━━━━━ GIVEN INFORMATION ━━━━━
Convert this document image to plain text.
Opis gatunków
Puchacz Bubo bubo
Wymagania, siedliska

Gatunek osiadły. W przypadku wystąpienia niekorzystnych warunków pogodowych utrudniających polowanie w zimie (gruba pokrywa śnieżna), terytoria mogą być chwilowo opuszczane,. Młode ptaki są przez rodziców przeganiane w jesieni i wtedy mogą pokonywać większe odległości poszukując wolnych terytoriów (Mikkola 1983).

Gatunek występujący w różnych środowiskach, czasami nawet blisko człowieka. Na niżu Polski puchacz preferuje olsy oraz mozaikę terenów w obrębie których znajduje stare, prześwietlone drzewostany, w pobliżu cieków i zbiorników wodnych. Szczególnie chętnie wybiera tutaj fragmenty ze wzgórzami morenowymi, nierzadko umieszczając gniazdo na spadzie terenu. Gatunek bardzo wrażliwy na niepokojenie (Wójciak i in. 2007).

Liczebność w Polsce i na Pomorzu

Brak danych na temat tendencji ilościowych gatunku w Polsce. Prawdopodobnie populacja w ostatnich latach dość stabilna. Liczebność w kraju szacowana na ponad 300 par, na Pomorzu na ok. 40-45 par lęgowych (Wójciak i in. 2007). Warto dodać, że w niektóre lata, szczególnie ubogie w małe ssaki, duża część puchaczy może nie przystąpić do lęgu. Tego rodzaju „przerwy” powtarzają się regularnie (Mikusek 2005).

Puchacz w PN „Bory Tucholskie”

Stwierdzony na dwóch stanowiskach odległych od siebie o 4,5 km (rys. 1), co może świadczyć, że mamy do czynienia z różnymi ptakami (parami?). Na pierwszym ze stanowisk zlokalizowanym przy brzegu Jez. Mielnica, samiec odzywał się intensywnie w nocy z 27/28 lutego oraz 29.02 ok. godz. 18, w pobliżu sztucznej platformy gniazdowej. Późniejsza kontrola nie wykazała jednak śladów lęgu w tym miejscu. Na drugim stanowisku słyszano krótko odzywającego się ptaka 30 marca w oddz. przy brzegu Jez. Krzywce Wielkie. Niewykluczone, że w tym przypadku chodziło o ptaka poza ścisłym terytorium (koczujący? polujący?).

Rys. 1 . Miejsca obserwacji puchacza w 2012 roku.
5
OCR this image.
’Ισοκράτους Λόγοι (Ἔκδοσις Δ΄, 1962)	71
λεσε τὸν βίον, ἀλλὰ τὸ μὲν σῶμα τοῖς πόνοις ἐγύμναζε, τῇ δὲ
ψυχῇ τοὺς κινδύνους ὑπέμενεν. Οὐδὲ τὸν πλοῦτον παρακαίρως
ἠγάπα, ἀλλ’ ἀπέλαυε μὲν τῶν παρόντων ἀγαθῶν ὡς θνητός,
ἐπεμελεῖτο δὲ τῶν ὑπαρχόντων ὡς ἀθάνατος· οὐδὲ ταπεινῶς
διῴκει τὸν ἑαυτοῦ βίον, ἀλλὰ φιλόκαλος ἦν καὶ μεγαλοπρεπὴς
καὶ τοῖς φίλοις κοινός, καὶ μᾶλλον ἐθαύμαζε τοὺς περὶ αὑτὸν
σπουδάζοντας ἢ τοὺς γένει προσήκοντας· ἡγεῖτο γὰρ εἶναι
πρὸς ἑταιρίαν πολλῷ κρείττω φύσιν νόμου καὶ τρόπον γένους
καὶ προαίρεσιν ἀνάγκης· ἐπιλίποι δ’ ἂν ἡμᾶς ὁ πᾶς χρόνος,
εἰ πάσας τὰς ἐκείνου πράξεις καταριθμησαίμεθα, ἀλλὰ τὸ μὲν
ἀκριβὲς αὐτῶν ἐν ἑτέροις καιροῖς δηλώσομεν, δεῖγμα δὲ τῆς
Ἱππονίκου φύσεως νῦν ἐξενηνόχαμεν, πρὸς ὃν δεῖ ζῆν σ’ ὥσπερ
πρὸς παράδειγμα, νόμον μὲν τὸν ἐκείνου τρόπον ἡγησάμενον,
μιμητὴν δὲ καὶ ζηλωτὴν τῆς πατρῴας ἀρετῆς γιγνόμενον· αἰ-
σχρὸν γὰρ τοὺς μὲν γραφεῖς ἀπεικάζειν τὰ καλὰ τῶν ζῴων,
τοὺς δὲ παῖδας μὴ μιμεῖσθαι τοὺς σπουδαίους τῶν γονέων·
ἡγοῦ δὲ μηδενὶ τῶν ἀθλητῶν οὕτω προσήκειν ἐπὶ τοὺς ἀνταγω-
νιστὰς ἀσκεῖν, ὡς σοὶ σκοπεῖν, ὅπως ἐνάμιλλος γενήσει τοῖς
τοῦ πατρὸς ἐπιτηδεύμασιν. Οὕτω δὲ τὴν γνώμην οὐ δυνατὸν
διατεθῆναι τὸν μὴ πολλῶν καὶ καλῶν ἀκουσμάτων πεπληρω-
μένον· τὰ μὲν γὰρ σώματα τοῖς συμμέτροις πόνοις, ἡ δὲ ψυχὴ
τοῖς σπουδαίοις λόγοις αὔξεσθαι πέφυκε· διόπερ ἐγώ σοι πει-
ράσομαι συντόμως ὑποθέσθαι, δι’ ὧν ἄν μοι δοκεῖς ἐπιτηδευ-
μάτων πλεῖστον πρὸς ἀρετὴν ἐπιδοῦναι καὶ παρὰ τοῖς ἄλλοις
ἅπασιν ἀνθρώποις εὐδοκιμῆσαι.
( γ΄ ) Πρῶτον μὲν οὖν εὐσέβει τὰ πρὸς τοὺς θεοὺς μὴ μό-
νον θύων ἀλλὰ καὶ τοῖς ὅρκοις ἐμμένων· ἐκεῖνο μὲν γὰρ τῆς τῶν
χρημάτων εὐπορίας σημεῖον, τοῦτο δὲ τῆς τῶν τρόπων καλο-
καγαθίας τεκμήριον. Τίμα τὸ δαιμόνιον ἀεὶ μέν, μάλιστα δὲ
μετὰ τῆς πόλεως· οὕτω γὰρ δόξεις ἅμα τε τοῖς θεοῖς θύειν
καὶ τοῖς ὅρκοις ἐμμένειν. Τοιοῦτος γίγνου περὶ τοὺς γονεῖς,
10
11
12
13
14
━━━━━
§ CHALLENGE
Copy out every line of the material above that mentions the word "this".

§ THE ANSWER
Convert this document image to plain text.
OCR this image.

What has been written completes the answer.